- **Aim of the exercise**
Each record below should be repeated precisely as written.

╭──

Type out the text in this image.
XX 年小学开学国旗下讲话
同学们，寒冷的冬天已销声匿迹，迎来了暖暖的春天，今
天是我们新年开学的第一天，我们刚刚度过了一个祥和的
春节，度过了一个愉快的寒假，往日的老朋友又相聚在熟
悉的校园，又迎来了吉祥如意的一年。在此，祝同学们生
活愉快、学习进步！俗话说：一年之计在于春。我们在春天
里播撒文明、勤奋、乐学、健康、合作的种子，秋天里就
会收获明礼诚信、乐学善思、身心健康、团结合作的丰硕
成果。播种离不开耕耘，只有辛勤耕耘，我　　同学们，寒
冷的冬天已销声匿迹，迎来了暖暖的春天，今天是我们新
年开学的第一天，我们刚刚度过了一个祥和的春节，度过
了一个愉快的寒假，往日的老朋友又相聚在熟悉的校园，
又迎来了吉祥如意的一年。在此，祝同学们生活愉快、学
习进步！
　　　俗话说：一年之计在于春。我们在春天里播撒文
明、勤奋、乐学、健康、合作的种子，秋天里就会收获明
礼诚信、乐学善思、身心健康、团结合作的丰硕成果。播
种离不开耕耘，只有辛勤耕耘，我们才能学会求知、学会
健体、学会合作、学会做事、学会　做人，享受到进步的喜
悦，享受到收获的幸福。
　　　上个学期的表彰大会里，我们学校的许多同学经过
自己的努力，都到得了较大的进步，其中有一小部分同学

╰──

- **Task answer**
Type out the text in this image.
XX 年小学开学国旗下讲话
同学们，寒冷的冬天已销声匿迹，迎来了暖暖的春天，今
天是我们新年开学的第一天，我们刚刚度过了一个祥和的
春节，度过了一个愉快的寒假，往日的老朋友又相聚在熟
悉的校园，又迎来了吉祥如意的一年。在此，祝同学们生
活愉快、学习进步！俗话说：一年之计在于春。我们在春天
里播撒文明、勤奋、乐学、健康、合作的种子，秋天里就
会收获明礼诚信、乐学善思、身心健康、团结合作的丰硕
成果。播种离不开耕耘，只有辛勤耕耘，我　　同学们，寒
冷的冬天已销声匿迹，迎来了暖暖的春天，今天是我们新
年开学的第一天，我们刚刚度过了一个祥和的春节，度过
了一个愉快的寒假，往日的老朋友又相聚在熟悉的校园，
又迎来了吉祥如意的一年。在此，祝同学们生活愉快、学
习进步！
　　　俗话说：一年之计在于春。我们在春天里播撒文
明、勤奋、乐学、健康、合作的种子，秋天里就会收获明
礼诚信、乐学善思、身心健康、团结合作的丰硕成果。播
种离不开耕耘，只有辛勤耕耘，我们才能学会求知、学会
健体、学会合作、学会做事、学会　做人，享受到进步的喜
悦，享受到收获的幸福。
　　　上个学期的表彰大会里，我们学校的许多同学经过
自己的努力，都到得了较大的进步，其中有一小部分同学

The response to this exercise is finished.